GOAL >>
Render every entry verbatim.

..............................

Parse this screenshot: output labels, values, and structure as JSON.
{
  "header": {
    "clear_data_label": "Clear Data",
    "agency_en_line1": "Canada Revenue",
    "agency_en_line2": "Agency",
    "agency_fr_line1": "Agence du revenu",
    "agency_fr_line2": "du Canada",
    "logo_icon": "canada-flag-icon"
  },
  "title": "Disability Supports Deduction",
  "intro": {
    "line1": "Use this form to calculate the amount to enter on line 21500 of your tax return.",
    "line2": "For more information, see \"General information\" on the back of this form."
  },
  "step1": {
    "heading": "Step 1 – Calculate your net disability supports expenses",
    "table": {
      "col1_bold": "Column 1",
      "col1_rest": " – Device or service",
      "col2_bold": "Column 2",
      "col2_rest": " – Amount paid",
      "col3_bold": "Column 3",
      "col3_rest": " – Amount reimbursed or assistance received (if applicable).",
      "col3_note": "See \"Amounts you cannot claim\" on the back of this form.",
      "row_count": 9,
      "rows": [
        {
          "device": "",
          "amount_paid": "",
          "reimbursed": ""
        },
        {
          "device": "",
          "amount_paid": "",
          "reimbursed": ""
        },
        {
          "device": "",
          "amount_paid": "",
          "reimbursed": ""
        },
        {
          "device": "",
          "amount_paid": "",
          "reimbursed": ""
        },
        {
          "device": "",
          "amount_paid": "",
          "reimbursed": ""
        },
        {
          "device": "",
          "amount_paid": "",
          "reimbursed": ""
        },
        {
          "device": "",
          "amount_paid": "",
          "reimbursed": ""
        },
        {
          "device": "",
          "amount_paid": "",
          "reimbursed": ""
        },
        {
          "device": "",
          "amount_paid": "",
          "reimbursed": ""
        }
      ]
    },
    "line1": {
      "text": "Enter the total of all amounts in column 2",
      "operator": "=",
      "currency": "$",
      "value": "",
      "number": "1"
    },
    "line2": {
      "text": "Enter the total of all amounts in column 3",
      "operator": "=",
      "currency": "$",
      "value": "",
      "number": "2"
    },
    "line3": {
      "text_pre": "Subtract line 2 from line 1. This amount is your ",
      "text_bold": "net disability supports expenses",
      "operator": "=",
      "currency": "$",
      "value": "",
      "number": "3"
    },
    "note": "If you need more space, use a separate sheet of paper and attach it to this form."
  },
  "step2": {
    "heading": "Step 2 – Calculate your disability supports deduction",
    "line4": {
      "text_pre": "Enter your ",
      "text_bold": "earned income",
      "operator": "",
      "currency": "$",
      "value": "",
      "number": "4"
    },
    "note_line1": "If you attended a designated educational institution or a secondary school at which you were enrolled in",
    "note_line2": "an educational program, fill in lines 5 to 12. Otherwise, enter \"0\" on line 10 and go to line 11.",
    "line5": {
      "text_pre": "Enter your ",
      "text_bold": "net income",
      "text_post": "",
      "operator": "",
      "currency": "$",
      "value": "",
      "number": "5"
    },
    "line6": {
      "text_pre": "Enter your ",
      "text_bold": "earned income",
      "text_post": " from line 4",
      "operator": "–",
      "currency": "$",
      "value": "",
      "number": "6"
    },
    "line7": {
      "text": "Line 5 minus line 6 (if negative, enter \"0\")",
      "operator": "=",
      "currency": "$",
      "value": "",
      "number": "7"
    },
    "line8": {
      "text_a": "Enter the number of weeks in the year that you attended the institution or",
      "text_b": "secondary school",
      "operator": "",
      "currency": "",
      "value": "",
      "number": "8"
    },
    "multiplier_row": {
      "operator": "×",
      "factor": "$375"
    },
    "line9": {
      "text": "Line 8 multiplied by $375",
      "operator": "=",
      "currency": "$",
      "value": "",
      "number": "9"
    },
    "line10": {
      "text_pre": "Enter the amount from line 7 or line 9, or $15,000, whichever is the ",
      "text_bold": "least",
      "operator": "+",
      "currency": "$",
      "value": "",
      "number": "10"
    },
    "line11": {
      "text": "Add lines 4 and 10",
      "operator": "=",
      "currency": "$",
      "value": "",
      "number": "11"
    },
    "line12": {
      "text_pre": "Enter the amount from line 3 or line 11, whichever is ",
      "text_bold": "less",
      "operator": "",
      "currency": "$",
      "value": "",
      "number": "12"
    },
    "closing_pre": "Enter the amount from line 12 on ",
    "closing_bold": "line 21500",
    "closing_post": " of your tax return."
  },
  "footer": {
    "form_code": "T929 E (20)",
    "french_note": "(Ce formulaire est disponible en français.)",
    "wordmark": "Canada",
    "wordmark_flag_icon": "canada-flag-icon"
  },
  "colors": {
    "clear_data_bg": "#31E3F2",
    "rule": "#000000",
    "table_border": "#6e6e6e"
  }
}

..............................

WRITTEN SOLUTION >>
Parse this screenshot: output labels, values, and structure as JSON.
{
  "header": {
    "clear_data_label": "Clear Data",
    "agency_en_line1": "Canada Revenue",
    "agency_en_line2": "Agency",
    "agency_fr_line1": "Agence du revenu",
    "agency_fr_line2": "du Canada",
    "logo_icon": "canada-flag-icon"
  },
  "title": "Disability Supports Deduction",
  "intro": {
    "line1": "Use this form to calculate the amount to enter on line 21500 of your tax return.",
    "line2": "For more information, see \"General information\" on the back of this form."
  },
  "step1": {
    "heading": "Step 1 – Calculate your net disability supports expenses",
    "table": {
      "col1_bold": "Column 1",
      "col1_rest": " – Device or service",
      "col2_bold": "Column 2",
      "col2_rest": " – Amount paid",
      "col3_bold": "Column 3",
      "col3_rest": " – Amount reimbursed or assistance received (if applicable).",
      "col3_note": "See \"Amounts you cannot claim\" on the back of this form.",
      "row_count": 9,
      "rows": [
        {
          "device": "",
          "amount_paid": "",
          "reimbursed": ""
        },
        {
          "device": "",
          "amount_paid": "",
          "reimbursed": ""
        },
        {
          "device": "",
          "amount_paid": "",
          "reimbursed": ""
        },
        {
          "device": "",
          "amount_paid": "",
          "reimbursed": ""
        },
        {
          "device": "",
          "amount_paid": "",
          "reimbursed": ""
        },
        {
          "device": "",
          "amount_paid": "",
          "reimbursed": ""
        },
        {
          "device": "",
          "amount_paid": "",
          "reimbursed": ""
        },
        {
          "device": "",
          "amount_paid": "",
          "reimbursed": ""
        },
        {
          "device": "",
          "amount_paid": "",
          "reimbursed": ""
        }
      ]
    },
    "line1": {
      "text": "Enter the total of all amounts in column 2",
      "operator": "=",
      "currency": "$",
      "value": "",
      "number": "1"
    },
    "line2": {
      "text": "Enter the total of all amounts in column 3",
      "operator": "=",
      "currency": "$",
      "value": "",
      "number": "2"
    },
    "line3": {
      "text_pre": "Subtract line 2 from line 1. This amount is your ",
      "text_bold": "net disability supports expenses",
      "operator": "=",
      "currency": "$",
      "value": "",
      "number": "3"
    },
    "note": "If you need more space, use a separate sheet of paper and attach it to this form."
  },
  "step2": {
    "heading": "Step 2 – Calculate your disability supports deduction",
    "line4": {
      "text_pre": "Enter your ",
      "text_bold": "earned income",
      "operator": "",
      "currency": "$",
      "value": "",
      "number": "4"
    },
    "note_line1": "If you attended a designated educational institution or a secondary school at which you were enrolled in",
    "note_line2": "an educational program, fill in lines 5 to 12. Otherwise, enter \"0\" on line 10 and go to line 11.",
    "line5": {
      "text_pre": "Enter your ",
      "text_bold": "net income",
      "text_post": "",
      "operator": "",
      "currency": "$",
      "value": "",
      "number": "5"
    },
    "line6": {
      "text_pre": "Enter your ",
      "text_bold": "earned income",
      "text_post": " from line 4",
      "operator": "–",
      "currency": "$",
      "value": "",
      "number": "6"
    },
    "line7": {
      "text": "Line 5 minus line 6 (if negative, enter \"0\")",
      "operator": "=",
      "currency": "$",
      "value": "",
      "number": "7"
    },
    "line8": {
      "text_a": "Enter the number of weeks in the year that you attended the institution or",
      "text_b": "secondary school",
      "operator": "",
      "currency": "",
      "value": "",
      "number": "8"
    },
    "multiplier_row": {
      "operator": "×",
      "factor": "$375"
    },
    "line9": {
      "text": "Line 8 multiplied by $375",
      "operator": "=",
      "currency": "$",
      "value": "",
      "number": "9"
    },
    "line10": {
      "text_pre": "Enter the amount from line 7 or line 9, or $15,000, whichever is the ",
      "text_bold": "least",
      "operator": "+",
      "currency": "$",
      "value": "",
      "number": "10"
    },
    "line11": {
      "text": "Add lines 4 and 10",
      "operator": "=",
      "currency": "$",
      "value": "",
      "number": "11"
    },
    "line12": {
      "text_pre": "Enter the amount from line 3 or line 11, whichever is ",
      "text_bold": "less",
      "operator": "",
      "currency": "$",
      "value": "",
      "number": "12"
    },
    "closing_pre": "Enter the amount from line 12 on ",
    "closing_bold": "line 21500",
    "closing_post": " of your tax return."
  },
  "footer": {
    "form_code": "T929 E (20)",
    "french_note": "(Ce formulaire est disponible en français.)",
    "wordmark": "Canada",
    "wordmark_flag_icon": "canada-flag-icon"
  },
  "colors": {
    "clear_data_bg": "#31E3F2",
    "rule": "#000000",
    "table_border": "#6e6e6e"
  }
}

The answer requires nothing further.